■ **EXERCISE INSTRUCTIONS**: Return all lines with the word "Windows" in them.

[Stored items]
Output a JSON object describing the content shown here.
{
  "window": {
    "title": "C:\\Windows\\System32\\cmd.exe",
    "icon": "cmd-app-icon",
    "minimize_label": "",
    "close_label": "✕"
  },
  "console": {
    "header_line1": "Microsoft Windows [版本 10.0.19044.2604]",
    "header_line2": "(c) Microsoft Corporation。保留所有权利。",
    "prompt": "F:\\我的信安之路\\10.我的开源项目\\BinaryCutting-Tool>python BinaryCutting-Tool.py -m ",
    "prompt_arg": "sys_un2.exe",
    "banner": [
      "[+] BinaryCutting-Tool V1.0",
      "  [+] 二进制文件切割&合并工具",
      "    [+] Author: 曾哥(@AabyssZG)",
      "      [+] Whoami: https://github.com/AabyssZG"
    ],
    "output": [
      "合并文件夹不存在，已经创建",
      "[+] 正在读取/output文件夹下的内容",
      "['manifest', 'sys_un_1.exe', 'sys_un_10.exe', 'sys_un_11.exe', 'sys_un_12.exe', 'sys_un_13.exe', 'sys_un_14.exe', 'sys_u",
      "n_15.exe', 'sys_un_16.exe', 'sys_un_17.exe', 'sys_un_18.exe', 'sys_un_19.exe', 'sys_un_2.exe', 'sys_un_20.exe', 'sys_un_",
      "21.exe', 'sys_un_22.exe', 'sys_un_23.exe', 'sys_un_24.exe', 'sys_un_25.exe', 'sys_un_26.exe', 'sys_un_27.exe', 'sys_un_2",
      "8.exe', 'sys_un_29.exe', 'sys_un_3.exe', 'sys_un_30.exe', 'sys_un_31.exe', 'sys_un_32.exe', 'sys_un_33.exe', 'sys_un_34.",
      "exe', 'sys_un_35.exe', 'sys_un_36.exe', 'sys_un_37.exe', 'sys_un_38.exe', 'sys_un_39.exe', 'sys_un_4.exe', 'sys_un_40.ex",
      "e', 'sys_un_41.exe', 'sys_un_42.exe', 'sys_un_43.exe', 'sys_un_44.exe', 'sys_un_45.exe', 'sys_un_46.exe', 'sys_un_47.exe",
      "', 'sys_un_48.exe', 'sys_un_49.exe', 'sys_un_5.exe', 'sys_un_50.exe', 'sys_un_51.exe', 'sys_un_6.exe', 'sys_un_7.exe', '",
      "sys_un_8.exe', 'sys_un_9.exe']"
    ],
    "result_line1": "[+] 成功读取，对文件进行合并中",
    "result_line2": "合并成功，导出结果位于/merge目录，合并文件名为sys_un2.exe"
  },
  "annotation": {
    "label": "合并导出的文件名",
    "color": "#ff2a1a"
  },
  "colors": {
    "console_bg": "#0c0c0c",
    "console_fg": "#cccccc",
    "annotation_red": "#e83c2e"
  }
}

■ **WRITTEN SOLUTION**:
    "title": "C:\\Windows\\System32\\cmd.exe",
    "header_line1": "Microsoft Windows [版本 10.0.19044.2604]",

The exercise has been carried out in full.